#### Input for this task:
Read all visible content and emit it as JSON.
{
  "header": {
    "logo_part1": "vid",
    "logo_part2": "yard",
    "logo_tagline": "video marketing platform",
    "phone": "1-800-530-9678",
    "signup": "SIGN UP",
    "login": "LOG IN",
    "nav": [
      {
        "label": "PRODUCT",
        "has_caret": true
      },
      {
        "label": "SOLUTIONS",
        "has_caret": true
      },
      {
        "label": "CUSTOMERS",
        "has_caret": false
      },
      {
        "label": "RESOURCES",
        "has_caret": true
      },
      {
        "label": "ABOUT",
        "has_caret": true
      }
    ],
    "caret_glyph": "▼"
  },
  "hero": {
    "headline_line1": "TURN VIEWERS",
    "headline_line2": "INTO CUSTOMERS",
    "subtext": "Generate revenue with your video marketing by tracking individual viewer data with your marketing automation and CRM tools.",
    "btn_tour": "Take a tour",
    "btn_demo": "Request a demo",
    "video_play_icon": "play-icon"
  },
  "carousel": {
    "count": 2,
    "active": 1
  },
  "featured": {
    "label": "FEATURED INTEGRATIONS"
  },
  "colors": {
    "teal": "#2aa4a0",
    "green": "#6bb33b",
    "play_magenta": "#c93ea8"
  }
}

#### Short exercise:
Your task is to transcribe the listing above in full, exactly as given.

#### Answer to this task:
Read all visible content and emit it as JSON.
{
  "header": {
    "logo_part1": "vid",
    "logo_part2": "yard",
    "logo_tagline": "video marketing platform",
    "phone": "1-800-530-9678",
    "signup": "SIGN UP",
    "login": "LOG IN",
    "nav": [
      {
        "label": "PRODUCT",
        "has_caret": true
      },
      {
        "label": "SOLUTIONS",
        "has_caret": true
      },
      {
        "label": "CUSTOMERS",
        "has_caret": false
      },
      {
        "label": "RESOURCES",
        "has_caret": true
      },
      {
        "label": "ABOUT",
        "has_caret": true
      }
    ],
    "caret_glyph": "▼"
  },
  "hero": {
    "headline_line1": "TURN VIEWERS",
    "headline_line2": "INTO CUSTOMERS",
    "subtext": "Generate revenue with your video marketing by tracking individual viewer data with your marketing automation and CRM tools.",
    "btn_tour": "Take a tour",
    "btn_demo": "Request a demo",
    "video_play_icon": "play-icon"
  },
  "carousel": {
    "count": 2,
    "active": 1
  },
  "featured": {
    "label": "FEATURED INTEGRATIONS"
  },
  "colors": {
    "teal": "#2aa4a0",
    "green": "#6bb33b",
    "play_magenta": "#c93ea8"
  }
}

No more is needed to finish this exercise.